• WHAT IS ASKED: Reproduce the records below word for word, from their first line through the line that contains "- file-item-label: Internet", including both.

• DATA FOR THE TASK:
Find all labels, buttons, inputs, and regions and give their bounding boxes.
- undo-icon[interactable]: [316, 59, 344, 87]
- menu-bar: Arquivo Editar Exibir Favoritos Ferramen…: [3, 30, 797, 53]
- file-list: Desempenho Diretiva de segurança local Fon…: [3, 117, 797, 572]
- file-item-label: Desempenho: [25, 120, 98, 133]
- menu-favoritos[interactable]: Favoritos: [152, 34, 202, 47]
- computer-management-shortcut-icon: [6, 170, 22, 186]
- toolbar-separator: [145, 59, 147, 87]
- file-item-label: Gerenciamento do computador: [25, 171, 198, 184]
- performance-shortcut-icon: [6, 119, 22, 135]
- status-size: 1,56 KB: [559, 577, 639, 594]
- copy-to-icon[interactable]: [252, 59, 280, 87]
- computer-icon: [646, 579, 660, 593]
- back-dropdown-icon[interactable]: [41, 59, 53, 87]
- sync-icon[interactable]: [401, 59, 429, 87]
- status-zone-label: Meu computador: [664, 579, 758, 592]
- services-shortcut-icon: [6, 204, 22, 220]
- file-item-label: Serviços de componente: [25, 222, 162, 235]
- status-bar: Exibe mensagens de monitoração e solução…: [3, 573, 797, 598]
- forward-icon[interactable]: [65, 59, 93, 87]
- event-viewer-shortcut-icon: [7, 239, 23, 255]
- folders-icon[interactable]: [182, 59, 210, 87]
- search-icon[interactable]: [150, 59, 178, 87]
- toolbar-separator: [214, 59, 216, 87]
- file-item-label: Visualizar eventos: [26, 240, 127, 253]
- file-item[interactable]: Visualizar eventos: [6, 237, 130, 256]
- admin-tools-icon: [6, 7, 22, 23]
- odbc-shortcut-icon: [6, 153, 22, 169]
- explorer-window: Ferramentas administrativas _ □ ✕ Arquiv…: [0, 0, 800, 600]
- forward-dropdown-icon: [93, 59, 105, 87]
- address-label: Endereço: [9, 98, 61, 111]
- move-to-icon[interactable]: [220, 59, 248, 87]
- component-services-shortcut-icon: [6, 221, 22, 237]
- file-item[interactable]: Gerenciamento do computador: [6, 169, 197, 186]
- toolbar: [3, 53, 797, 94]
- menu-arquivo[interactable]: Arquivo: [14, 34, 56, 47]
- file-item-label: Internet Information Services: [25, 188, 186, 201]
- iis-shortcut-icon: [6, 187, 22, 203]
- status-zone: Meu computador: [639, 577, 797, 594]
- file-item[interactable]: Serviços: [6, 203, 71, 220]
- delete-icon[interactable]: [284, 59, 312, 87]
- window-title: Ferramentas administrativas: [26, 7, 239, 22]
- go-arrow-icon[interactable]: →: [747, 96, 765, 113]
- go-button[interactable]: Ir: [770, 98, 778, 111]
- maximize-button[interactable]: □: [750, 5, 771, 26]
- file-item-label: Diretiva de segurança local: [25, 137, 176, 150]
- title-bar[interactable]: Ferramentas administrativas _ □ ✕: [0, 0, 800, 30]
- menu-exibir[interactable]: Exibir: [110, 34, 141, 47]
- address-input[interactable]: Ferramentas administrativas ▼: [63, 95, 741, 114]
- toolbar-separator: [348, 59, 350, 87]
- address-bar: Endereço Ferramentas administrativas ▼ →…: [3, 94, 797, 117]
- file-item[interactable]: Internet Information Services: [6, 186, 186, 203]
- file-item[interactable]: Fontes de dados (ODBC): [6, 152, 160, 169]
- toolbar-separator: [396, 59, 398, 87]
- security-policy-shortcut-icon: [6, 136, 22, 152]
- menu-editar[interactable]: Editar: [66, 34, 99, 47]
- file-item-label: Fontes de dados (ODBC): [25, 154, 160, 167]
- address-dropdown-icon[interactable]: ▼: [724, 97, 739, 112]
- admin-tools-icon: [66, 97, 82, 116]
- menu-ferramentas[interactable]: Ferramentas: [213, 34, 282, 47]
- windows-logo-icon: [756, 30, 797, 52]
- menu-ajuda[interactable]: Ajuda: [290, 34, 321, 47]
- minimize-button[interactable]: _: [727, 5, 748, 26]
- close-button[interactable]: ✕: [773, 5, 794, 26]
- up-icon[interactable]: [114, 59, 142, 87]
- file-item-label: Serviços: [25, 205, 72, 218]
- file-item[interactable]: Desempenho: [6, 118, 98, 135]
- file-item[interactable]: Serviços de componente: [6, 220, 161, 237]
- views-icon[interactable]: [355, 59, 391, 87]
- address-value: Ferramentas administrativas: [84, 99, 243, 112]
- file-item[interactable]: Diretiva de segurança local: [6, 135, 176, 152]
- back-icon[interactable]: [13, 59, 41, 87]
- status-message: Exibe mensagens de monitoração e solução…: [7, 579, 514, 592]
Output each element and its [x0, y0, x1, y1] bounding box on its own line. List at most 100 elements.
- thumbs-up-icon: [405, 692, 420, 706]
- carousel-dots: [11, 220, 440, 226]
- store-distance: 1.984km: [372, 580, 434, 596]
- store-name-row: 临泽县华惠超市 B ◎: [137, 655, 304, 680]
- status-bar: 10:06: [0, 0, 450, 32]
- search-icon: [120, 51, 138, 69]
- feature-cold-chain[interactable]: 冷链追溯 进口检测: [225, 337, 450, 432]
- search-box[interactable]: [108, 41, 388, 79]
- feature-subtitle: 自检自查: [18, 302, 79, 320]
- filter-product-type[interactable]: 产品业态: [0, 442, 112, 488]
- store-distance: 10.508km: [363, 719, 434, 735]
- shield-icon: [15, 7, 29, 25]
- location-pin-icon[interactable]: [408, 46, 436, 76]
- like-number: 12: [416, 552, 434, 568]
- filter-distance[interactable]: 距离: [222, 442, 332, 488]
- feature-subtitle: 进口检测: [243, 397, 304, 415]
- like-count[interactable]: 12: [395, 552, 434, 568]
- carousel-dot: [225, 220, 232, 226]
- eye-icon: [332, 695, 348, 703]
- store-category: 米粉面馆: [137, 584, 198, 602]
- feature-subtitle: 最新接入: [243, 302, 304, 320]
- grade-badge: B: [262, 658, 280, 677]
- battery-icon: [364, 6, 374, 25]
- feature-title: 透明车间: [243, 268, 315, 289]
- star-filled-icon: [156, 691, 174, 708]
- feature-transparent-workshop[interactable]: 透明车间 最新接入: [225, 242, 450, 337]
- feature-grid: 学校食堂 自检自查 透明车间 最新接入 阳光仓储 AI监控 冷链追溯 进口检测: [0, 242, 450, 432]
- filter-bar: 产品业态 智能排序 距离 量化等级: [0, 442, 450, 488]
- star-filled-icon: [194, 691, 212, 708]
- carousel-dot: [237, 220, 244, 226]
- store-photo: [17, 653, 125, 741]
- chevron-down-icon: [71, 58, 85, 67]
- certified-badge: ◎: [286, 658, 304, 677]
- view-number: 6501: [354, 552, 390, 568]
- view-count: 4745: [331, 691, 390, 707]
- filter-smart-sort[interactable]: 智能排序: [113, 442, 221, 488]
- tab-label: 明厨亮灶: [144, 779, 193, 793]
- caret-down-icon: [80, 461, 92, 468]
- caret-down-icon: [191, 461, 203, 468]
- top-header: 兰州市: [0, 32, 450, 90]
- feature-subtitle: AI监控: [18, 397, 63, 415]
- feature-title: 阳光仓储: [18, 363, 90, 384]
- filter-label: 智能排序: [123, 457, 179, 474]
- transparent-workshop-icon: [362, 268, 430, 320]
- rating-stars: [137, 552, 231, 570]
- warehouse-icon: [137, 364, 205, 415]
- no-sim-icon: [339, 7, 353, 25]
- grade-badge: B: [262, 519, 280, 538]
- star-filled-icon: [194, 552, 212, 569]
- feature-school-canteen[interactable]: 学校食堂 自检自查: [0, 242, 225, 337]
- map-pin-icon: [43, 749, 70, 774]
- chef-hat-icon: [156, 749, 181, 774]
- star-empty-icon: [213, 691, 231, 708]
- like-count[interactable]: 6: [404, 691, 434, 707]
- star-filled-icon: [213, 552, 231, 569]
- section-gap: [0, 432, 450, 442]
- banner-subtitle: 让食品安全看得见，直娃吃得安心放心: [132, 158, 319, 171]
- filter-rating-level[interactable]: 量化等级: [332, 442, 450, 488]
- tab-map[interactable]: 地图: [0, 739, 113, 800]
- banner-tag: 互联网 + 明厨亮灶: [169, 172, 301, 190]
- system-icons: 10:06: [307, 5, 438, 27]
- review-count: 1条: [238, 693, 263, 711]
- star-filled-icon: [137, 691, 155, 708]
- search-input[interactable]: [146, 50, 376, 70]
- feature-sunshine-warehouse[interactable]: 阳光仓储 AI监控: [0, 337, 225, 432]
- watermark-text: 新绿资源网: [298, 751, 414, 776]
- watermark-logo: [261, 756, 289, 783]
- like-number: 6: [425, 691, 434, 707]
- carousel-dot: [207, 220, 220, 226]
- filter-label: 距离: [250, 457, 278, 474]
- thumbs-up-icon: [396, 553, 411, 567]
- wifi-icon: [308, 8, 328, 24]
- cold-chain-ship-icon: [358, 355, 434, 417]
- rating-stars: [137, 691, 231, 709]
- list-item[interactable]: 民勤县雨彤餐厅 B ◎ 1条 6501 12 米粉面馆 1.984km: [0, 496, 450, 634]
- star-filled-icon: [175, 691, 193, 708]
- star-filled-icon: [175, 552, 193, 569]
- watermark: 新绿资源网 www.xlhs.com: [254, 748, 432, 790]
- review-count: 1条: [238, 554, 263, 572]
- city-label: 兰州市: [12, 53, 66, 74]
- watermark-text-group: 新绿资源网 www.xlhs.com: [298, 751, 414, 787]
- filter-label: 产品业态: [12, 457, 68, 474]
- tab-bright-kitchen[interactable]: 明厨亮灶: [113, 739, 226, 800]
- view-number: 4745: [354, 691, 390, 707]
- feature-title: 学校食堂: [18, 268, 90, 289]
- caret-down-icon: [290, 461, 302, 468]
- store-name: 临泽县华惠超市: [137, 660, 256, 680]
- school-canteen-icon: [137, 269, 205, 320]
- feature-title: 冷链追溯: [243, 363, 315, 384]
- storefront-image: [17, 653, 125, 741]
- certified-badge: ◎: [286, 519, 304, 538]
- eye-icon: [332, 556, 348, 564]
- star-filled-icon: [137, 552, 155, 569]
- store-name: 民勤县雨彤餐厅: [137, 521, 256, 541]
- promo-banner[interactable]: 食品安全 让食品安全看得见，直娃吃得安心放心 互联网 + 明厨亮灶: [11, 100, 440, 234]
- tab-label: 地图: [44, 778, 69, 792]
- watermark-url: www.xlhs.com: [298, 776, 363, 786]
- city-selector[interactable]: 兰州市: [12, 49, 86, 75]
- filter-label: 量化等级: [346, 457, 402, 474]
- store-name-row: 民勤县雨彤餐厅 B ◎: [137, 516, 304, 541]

• WRITTEN ANSWER:
Find all labels, buttons, inputs, and regions and give their bounding boxes.
- undo-icon[interactable]: [316, 59, 344, 87]
- menu-bar: Arquivo Editar Exibir Favoritos Ferramen…: [3, 30, 797, 53]
- file-list: Desempenho Diretiva de segurança local Fon…: [3, 117, 797, 572]
- file-item-label: Desempenho: [25, 120, 98, 133]
- menu-favoritos[interactable]: Favoritos: [152, 34, 202, 47]
- computer-management-shortcut-icon: [6, 170, 22, 186]
- toolbar-separator: [145, 59, 147, 87]
- file-item-label: Gerenciamento do computador: [25, 171, 198, 184]
- performance-shortcut-icon: [6, 119, 22, 135]
- status-size: 1,56 KB: [559, 577, 639, 594]
- copy-to-icon[interactable]: [252, 59, 280, 87]
- computer-icon: [646, 579, 660, 593]
- back-dropdown-icon[interactable]: [41, 59, 53, 87]
- sync-icon[interactable]: [401, 59, 429, 87]
- status-zone-label: Meu computador: [664, 579, 758, 592]
- services-shortcut-icon: [6, 204, 22, 220]
- file-item-label: Serviços de componente: [25, 222, 162, 235]
- status-bar: Exibe mensagens de monitoração e solução…: [3, 573, 797, 598]
- forward-icon[interactable]: [65, 59, 93, 87]
- event-viewer-shortcut-icon: [7, 239, 23, 255]
- folders-icon[interactable]: [182, 59, 210, 87]
- search-icon[interactable]: [150, 59, 178, 87]
- toolbar-separator: [214, 59, 216, 87]
- file-item-label: Visualizar eventos: [26, 240, 127, 253]
- file-item[interactable]: Visualizar eventos: [6, 237, 130, 256]
- admin-tools-icon: [6, 7, 22, 23]
- odbc-shortcut-icon: [6, 153, 22, 169]
- explorer-window: Ferramentas administrativas _ □ ✕ Arquiv…: [0, 0, 800, 600]
- forward-dropdown-icon: [93, 59, 105, 87]
- address-label: Endereço: [9, 98, 61, 111]
- move-to-icon[interactable]: [220, 59, 248, 87]
- component-services-shortcut-icon: [6, 221, 22, 237]
- file-item[interactable]: Gerenciamento do computador: [6, 169, 197, 186]
- toolbar: [3, 53, 797, 94]
- menu-arquivo[interactable]: Arquivo: [14, 34, 56, 47]
- file-item-label: Internet Information Services: [25, 188, 186, 201]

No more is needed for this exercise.